> [REQUEST]:
Type every record exactly as it appears.

> [ENTRIES SUPPLIED]:
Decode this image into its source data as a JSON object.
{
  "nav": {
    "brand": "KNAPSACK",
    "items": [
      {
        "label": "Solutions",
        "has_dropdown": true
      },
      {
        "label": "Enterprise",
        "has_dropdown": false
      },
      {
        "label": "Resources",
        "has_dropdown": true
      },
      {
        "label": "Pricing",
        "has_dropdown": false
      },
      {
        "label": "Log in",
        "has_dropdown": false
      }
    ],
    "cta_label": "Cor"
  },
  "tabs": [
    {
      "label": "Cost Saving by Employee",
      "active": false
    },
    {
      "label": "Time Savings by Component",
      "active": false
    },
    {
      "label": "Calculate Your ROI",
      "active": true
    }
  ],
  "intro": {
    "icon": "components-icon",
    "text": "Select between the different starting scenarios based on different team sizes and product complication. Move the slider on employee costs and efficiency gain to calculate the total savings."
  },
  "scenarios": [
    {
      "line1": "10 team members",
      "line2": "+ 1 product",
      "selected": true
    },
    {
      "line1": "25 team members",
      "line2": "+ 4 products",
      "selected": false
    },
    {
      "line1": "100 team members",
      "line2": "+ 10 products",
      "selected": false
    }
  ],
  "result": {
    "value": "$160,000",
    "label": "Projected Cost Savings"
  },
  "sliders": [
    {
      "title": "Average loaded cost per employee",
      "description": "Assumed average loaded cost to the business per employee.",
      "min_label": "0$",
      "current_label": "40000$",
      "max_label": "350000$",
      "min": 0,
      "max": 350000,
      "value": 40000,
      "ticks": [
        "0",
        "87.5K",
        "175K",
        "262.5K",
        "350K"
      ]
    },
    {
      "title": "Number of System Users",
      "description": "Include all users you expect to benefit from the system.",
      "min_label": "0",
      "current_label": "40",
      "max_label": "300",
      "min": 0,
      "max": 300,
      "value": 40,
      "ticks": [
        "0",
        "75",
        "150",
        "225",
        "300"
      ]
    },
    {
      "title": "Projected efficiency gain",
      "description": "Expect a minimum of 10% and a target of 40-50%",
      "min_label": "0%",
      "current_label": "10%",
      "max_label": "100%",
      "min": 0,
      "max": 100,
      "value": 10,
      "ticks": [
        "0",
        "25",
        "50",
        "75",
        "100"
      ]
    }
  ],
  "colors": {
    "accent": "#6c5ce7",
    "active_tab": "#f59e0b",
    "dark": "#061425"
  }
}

> [FINAL ANSWER]:
Decode this image into its source data as a JSON object.
{
  "nav": {
    "brand": "KNAPSACK",
    "items": [
      {
        "label": "Solutions",
        "has_dropdown": true
      },
      {
        "label": "Enterprise",
        "has_dropdown": false
      },
      {
        "label": "Resources",
        "has_dropdown": true
      },
      {
        "label": "Pricing",
        "has_dropdown": false
      },
      {
        "label": "Log in",
        "has_dropdown": false
      }
    ],
    "cta_label": "Cor"
  },
  "tabs": [
    {
      "label": "Cost Saving by Employee",
      "active": false
    },
    {
      "label": "Time Savings by Component",
      "active": false
    },
    {
      "label": "Calculate Your ROI",
      "active": true
    }
  ],
  "intro": {
    "icon": "components-icon",
    "text": "Select between the different starting scenarios based on different team sizes and product complication. Move the slider on employee costs and efficiency gain to calculate the total savings."
  },
  "scenarios": [
    {
      "line1": "10 team members",
      "line2": "+ 1 product",
      "selected": true
    },
    {
      "line1": "25 team members",
      "line2": "+ 4 products",
      "selected": false
    },
    {
      "line1": "100 team members",
      "line2": "+ 10 products",
      "selected": false
    }
  ],
  "result": {
    "value": "$160,000",
    "label": "Projected Cost Savings"
  },
  "sliders": [
    {
      "title": "Average loaded cost per employee",
      "description": "Assumed average loaded cost to the business per employee.",
      "min_label": "0$",
      "current_label": "40000$",
      "max_label": "350000$",
      "min": 0,
      "max": 350000,
      "value": 40000,
      "ticks": [
        "0",
        "87.5K",
        "175K",
        "262.5K",
        "350K"
      ]
    },
    {
      "title": "Number of System Users",
      "description": "Include all users you expect to benefit from the system.",
      "min_label": "0",
      "current_label": "40",
      "max_label": "300",
      "min": 0,
      "max": 300,
      "value": 40,
      "ticks": [
        "0",
        "75",
        "150",
        "225",
        "300"
      ]
    },
    {
      "title": "Projected efficiency gain",
      "description": "Expect a minimum of 10% and a target of 40-50%",
      "min_label": "0%",
      "current_label": "10%",
      "max_label": "100%",
      "min": 0,
      "max": 100,
      "value": 10,
      "ticks": [
        "0",
        "25",
        "50",
        "75",
        "100"
      ]
    }
  ],
  "colors": {
    "accent": "#6c5ce7",
    "active_tab": "#f59e0b",
    "dark": "#061425"
  }
}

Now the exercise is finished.